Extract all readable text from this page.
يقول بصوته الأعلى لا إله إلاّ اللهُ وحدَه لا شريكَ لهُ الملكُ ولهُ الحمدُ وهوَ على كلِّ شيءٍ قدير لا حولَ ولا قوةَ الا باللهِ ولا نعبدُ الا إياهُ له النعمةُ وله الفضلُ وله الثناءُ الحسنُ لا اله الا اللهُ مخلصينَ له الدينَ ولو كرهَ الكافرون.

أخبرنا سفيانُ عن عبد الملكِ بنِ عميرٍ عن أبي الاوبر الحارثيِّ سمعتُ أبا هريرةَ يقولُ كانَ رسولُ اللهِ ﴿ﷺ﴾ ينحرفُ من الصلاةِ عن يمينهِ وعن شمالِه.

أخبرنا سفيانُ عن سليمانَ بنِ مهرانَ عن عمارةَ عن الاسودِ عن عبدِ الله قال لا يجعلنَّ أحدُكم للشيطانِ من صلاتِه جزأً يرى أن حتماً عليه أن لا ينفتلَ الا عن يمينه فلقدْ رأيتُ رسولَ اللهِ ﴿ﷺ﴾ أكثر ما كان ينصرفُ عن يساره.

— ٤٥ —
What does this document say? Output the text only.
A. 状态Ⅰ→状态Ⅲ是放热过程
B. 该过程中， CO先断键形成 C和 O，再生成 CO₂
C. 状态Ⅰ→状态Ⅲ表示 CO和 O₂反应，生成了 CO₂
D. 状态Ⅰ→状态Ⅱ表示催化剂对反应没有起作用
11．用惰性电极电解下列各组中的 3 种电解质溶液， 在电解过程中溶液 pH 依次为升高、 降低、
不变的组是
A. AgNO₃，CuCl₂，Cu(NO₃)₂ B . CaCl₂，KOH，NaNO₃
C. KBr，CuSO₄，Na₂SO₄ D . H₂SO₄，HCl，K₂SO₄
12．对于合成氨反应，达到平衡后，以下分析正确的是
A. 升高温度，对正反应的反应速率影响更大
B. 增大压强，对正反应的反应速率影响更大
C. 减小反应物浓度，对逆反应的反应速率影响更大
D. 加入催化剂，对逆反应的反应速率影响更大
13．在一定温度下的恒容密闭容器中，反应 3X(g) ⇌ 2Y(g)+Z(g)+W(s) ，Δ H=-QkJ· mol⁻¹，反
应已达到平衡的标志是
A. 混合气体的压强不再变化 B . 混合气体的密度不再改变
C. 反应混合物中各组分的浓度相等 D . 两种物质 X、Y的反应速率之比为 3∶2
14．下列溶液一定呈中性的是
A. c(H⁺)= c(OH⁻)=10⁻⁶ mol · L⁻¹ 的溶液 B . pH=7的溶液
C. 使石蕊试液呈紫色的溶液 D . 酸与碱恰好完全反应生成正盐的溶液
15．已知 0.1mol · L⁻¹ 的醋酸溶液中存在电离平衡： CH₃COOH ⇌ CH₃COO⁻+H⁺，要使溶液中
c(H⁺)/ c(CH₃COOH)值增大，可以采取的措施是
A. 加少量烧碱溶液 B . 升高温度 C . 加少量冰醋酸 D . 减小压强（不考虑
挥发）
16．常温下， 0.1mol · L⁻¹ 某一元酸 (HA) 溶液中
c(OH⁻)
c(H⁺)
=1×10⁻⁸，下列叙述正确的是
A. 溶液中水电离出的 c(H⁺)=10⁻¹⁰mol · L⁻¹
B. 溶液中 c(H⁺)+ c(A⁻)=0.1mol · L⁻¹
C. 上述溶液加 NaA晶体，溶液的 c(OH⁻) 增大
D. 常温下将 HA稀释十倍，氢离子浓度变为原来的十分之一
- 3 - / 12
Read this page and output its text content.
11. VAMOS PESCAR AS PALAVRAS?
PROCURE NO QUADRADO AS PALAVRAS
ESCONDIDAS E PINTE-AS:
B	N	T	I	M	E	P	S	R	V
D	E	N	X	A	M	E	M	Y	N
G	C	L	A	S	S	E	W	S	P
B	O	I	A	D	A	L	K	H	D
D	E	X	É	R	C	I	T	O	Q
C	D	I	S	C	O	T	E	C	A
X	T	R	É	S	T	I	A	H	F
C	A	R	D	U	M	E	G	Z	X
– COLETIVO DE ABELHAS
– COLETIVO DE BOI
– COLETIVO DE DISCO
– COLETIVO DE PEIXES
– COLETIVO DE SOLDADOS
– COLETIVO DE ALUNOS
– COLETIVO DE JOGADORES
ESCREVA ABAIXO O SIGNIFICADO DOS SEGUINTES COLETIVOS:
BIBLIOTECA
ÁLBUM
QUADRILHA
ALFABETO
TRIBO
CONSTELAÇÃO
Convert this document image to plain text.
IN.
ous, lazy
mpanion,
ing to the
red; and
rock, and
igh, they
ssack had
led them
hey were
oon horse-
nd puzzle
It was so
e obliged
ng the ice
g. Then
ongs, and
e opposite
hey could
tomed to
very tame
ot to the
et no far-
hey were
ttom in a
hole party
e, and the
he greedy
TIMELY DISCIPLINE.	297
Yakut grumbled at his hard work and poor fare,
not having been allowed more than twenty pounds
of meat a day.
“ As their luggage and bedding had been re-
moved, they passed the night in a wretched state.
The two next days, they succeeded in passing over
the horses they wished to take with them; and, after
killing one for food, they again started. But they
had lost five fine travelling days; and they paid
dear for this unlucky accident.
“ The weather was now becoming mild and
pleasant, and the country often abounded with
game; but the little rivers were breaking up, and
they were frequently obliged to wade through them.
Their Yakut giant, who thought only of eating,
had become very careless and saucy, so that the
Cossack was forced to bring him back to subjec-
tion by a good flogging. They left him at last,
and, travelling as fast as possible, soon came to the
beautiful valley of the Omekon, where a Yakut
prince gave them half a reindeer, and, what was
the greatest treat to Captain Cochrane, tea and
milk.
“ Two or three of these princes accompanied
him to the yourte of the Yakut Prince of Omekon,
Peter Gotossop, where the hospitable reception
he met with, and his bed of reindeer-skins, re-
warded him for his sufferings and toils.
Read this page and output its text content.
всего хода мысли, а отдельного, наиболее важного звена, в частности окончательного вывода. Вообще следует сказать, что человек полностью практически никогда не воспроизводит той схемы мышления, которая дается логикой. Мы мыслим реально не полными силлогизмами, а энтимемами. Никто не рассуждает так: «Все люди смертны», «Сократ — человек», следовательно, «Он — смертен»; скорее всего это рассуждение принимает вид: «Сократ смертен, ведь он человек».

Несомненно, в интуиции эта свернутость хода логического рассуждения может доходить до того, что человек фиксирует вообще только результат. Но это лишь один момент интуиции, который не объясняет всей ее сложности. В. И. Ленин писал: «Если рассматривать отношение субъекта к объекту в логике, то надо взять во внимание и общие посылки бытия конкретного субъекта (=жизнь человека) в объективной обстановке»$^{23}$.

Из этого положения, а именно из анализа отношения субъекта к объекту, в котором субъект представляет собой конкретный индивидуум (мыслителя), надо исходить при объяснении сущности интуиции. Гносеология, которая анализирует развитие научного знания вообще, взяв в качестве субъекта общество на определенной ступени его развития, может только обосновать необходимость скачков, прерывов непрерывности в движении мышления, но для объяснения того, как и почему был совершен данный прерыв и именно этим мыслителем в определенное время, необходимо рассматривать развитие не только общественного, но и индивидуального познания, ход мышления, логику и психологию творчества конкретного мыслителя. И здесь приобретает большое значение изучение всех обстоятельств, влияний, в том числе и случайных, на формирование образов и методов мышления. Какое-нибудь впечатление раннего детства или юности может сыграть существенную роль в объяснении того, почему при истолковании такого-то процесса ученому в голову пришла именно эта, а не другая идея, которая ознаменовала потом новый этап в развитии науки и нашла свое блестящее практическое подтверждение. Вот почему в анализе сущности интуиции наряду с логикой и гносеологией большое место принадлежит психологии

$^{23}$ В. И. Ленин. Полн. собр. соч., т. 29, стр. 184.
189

○ ○ ○

### Task brief
Identify and copy lines that hold the string "with".

### Task answer
the horses they wished to take with them; and, after
pleasant, and the country often abounded with
he met with, and his bed of reindeer-skins, re-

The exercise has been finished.